_Exercise goal_
Repeat, without any change, the entries presented below.

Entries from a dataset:
*****

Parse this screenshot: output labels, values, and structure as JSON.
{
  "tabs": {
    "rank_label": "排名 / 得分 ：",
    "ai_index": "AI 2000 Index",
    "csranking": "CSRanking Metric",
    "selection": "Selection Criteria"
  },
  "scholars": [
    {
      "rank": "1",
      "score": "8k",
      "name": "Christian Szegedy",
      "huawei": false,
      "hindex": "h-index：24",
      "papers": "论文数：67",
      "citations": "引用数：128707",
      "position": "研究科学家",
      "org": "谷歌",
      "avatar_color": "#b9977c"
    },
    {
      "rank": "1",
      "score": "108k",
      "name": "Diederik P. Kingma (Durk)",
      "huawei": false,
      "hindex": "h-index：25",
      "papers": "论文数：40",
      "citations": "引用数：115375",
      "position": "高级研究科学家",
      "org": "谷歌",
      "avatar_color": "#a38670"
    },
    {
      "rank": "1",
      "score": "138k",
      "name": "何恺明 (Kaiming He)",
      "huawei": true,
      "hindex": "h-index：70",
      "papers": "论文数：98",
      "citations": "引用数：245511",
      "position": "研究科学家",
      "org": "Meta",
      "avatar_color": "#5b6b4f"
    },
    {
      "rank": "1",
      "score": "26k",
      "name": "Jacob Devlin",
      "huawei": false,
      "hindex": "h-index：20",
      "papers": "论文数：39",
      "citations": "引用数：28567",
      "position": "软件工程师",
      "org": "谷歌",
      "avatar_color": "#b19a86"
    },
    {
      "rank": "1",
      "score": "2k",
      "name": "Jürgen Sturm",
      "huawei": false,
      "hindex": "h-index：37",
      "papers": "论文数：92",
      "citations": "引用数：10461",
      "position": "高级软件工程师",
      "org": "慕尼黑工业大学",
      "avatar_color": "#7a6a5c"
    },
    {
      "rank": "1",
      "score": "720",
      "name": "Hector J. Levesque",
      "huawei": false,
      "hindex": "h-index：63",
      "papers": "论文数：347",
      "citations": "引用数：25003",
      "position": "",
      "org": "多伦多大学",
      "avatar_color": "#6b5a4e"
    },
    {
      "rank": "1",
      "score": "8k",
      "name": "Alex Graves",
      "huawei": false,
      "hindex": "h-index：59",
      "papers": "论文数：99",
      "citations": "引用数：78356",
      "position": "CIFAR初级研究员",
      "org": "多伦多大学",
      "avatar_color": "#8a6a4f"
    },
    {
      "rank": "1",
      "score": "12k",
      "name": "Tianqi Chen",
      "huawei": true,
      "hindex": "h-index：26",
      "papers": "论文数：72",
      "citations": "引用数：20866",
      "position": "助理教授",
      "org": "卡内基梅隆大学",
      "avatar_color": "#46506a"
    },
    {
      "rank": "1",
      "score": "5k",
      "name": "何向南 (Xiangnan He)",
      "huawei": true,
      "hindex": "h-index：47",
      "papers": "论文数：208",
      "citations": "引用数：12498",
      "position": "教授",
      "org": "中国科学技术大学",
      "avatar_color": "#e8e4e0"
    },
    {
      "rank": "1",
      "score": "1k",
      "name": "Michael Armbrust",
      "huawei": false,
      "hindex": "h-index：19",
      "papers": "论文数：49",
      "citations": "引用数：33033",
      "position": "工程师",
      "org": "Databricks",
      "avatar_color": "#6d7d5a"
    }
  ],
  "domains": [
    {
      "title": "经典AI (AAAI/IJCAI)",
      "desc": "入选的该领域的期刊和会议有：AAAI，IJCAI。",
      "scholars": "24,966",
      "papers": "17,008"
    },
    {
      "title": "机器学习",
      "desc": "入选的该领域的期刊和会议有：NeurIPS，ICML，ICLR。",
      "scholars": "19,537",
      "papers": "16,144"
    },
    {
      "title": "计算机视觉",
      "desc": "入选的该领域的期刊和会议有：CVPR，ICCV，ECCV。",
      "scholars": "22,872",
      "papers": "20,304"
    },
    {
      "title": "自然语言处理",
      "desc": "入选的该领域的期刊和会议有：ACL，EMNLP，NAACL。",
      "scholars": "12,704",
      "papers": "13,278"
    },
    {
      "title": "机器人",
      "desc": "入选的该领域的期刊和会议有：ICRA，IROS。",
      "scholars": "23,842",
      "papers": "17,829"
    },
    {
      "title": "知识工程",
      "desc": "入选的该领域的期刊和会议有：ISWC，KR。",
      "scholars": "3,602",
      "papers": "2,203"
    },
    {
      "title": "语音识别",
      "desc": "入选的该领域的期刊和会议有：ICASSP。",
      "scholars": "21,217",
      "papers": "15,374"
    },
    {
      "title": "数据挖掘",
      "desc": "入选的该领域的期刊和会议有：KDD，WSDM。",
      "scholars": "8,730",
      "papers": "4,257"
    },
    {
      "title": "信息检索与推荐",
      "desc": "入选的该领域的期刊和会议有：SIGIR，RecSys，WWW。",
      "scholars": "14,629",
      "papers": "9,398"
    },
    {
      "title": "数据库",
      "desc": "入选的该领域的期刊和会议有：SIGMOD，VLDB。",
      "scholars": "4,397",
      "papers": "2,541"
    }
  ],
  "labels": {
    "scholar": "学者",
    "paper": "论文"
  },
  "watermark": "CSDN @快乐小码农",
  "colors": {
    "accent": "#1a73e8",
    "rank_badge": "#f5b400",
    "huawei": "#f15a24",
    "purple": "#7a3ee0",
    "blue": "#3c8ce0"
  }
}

*****

_Exercise response_
Parse this screenshot: output labels, values, and structure as JSON.
{
  "tabs": {
    "rank_label": "排名 / 得分 ：",
    "ai_index": "AI 2000 Index",
    "csranking": "CSRanking Metric",
    "selection": "Selection Criteria"
  },
  "scholars": [
    {
      "rank": "1",
      "score": "8k",
      "name": "Christian Szegedy",
      "huawei": false,
      "hindex": "h-index：24",
      "papers": "论文数：67",
      "citations": "引用数：128707",
      "position": "研究科学家",
      "org": "谷歌",
      "avatar_color": "#b9977c"
    },
    {
      "rank": "1",
      "score": "108k",
      "name": "Diederik P. Kingma (Durk)",
      "huawei": false,
      "hindex": "h-index：25",
      "papers": "论文数：40",
      "citations": "引用数：115375",
      "position": "高级研究科学家",
      "org": "谷歌",
      "avatar_color": "#a38670"
    },
    {
      "rank": "1",
      "score": "138k",
      "name": "何恺明 (Kaiming He)",
      "huawei": true,
      "hindex": "h-index：70",
      "papers": "论文数：98",
      "citations": "引用数：245511",
      "position": "研究科学家",
      "org": "Meta",
      "avatar_color": "#5b6b4f"
    },
    {
      "rank": "1",
      "score": "26k",
      "name": "Jacob Devlin",
      "huawei": false,
      "hindex": "h-index：20",
      "papers": "论文数：39",
      "citations": "引用数：28567",
      "position": "软件工程师",
      "org": "谷歌",
      "avatar_color": "#b19a86"
    },
    {
      "rank": "1",
      "score": "2k",
      "name": "Jürgen Sturm",
      "huawei": false,
      "hindex": "h-index：37",
      "papers": "论文数：92",
      "citations": "引用数：10461",
      "position": "高级软件工程师",
      "org": "慕尼黑工业大学",
      "avatar_color": "#7a6a5c"
    },
    {
      "rank": "1",
      "score": "720",
      "name": "Hector J. Levesque",
      "huawei": false,
      "hindex": "h-index：63",
      "papers": "论文数：347",
      "citations": "引用数：25003",
      "position": "",
      "org": "多伦多大学",
      "avatar_color": "#6b5a4e"
    },
    {
      "rank": "1",
      "score": "8k",
      "name": "Alex Graves",
      "huawei": false,
      "hindex": "h-index：59",
      "papers": "论文数：99",
      "citations": "引用数：78356",
      "position": "CIFAR初级研究员",
      "org": "多伦多大学",
      "avatar_color": "#8a6a4f"
    },
    {
      "rank": "1",
      "score": "12k",
      "name": "Tianqi Chen",
      "huawei": true,
      "hindex": "h-index：26",
      "papers": "论文数：72",
      "citations": "引用数：20866",
      "position": "助理教授",
      "org": "卡内基梅隆大学",
      "avatar_color": "#46506a"
    },
    {
      "rank": "1",
      "score": "5k",
      "name": "何向南 (Xiangnan He)",
      "huawei": true,
      "hindex": "h-index：47",
      "papers": "论文数：208",
      "citations": "引用数：12498",
      "position": "教授",
      "org": "中国科学技术大学",
      "avatar_color": "#e8e4e0"
    },
    {
      "rank": "1",
      "score": "1k",
      "name": "Michael Armbrust",
      "huawei": false,
      "hindex": "h-index：19",
      "papers": "论文数：49",
      "citations": "引用数：33033",
      "position": "工程师",
      "org": "Databricks",
      "avatar_color": "#6d7d5a"
    }
  ],
  "domains": [
    {
      "title": "经典AI (AAAI/IJCAI)",
      "desc": "入选的该领域的期刊和会议有：AAAI，IJCAI。",
      "scholars": "24,966",
      "papers": "17,008"
    },
    {
      "title": "机器学习",
      "desc": "入选的该领域的期刊和会议有：NeurIPS，ICML，ICLR。",
      "scholars": "19,537",
      "papers": "16,144"
    },
    {
      "title": "计算机视觉",
      "desc": "入选的该领域的期刊和会议有：CVPR，ICCV，ECCV。",
      "scholars": "22,872",
      "papers": "20,304"
    },
    {
      "title": "自然语言处理",
      "desc": "入选的该领域的期刊和会议有：ACL，EMNLP，NAACL。",
      "scholars": "12,704",
      "papers": "13,278"
    },
    {
      "title": "机器人",
      "desc": "入选的该领域的期刊和会议有：ICRA，IROS。",
      "scholars": "23,842",
      "papers": "17,829"
    },
    {
      "title": "知识工程",
      "desc": "入选的该领域的期刊和会议有：ISWC，KR。",
      "scholars": "3,602",
      "papers": "2,203"
    },
    {
      "title": "语音识别",
      "desc": "入选的该领域的期刊和会议有：ICASSP。",
      "scholars": "21,217",
      "papers": "15,374"
    },
    {
      "title": "数据挖掘",
      "desc": "入选的该领域的期刊和会议有：KDD，WSDM。",
      "scholars": "8,730",
      "papers": "4,257"
    },
    {
      "title": "信息检索与推荐",
      "desc": "入选的该领域的期刊和会议有：SIGIR，RecSys，WWW。",
      "scholars": "14,629",
      "papers": "9,398"
    },
    {
      "title": "数据库",
      "desc": "入选的该领域的期刊和会议有：SIGMOD，VLDB。",
      "scholars": "4,397",
      "papers": "2,541"
    }
  ],
  "labels": {
    "scholar": "学者",
    "paper": "论文"
  },
  "watermark": "CSDN @快乐小码农",
  "colors": {
    "accent": "#1a73e8",
    "rank_badge": "#f5b400",
    "huawei": "#f15a24",
    "purple": "#7a3ee0",
    "blue": "#3c8ce0"
  }
}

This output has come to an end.